Exercise instructions
In the Twitch setup guide below, turn the paragraph starting "The first step is to log in" into a short numbered list that keeps its main facts.

** Extract provided follows **

Aura Auth

Twitch Authorization Provider

Add Twitch authorization provider to Aura Auth to authenticate and authorize

Twitch

Set up Twitch authorization provider to the authentication instance to Aura Auth.


What you'll learn

Through this quick start guide you are going to learn and understand the basics and how to set up Twitch provider to Aura Auth.


Twitch OAuth App

Creating an OAuth app

The first step is to log in to the Developer Console and enable Two-Factor Authentication (2FA) in the Security and Privacy panel. Your session will be refreshed, so you'll need to log in again.

Once your account settings are complete, the next step is to create and register a Twitch Developer Application to access user resources such as Get Users (used by Aura Auth), Repositories, Organizations, etc.

For more detailed information, see Register Your App, Twitch Access Token Scopes, and Get Users.

Registering a Twitch OAuth app includes:

  • Name: The application name shown when users grant access to the app.
  • OAuth Redirect URLs: The URL where Twitch will redirect after authentication. It should end in /auth/callback/twitch for local and production environments.
    • Local environment: http://localhost:3000/auth/callback/twitch
    • Production environment: Set the URL of your application.
  • Category: The application type (Game Integration, Application Integration, Browser Extension, Broadcaster Suite, Chat Bot, Giveaway/Loyalty Tool, Analytics Tool, or Other).

** End of Extract provided **
** Given entries follows **

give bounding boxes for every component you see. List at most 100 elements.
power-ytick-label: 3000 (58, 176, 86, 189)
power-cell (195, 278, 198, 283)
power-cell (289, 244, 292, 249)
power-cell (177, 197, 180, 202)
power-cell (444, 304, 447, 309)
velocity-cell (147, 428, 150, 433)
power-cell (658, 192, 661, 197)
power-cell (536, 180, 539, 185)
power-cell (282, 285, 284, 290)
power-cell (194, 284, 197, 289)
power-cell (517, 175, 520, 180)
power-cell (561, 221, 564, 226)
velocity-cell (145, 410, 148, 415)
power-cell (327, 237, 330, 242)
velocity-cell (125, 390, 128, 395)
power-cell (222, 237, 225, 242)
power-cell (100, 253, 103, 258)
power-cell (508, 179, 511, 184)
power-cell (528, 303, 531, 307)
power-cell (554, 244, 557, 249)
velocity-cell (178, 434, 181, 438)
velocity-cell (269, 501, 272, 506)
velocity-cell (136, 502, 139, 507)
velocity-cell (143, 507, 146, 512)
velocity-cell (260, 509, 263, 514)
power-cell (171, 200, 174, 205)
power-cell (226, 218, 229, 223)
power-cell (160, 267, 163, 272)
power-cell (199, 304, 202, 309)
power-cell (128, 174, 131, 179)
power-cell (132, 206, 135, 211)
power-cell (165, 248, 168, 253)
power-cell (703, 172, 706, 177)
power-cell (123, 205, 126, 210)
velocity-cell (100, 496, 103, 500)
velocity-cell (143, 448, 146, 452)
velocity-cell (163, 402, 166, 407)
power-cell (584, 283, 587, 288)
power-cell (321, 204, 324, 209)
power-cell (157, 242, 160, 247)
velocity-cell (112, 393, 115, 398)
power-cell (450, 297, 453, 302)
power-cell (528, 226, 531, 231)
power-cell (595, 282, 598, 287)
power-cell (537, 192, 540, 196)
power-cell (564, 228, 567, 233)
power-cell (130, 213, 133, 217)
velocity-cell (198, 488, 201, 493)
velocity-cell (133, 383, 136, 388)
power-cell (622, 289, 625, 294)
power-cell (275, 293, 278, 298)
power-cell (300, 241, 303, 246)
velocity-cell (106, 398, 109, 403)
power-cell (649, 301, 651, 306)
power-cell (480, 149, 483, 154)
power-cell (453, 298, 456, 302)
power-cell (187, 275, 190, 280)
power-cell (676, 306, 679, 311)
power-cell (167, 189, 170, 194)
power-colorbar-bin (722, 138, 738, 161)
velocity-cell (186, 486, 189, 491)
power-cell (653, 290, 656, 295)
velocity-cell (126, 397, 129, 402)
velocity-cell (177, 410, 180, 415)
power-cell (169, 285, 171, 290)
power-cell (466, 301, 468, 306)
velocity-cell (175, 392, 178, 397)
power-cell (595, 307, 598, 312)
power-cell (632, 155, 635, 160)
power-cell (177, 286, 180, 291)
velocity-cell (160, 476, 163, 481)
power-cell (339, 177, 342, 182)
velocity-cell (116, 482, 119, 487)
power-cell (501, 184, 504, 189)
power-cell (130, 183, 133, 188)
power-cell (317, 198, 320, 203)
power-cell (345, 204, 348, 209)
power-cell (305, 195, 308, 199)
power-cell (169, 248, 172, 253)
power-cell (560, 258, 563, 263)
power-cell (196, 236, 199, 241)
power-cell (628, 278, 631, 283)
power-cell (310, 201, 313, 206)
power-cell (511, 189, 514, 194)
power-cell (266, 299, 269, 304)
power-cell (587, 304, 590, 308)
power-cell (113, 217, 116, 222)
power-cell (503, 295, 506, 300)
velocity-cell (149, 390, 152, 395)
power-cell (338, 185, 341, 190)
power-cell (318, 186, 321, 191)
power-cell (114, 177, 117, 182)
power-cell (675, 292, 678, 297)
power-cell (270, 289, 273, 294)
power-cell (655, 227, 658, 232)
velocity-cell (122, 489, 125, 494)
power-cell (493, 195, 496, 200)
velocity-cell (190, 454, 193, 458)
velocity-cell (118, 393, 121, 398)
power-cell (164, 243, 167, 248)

** End of Given entries **

Result of the task
1. Log in to the Developer Console.
2. Turn on Two-Factor Authentication (2FA) in the Security and Privacy panel.
3. Log in again, because your session will be refreshed.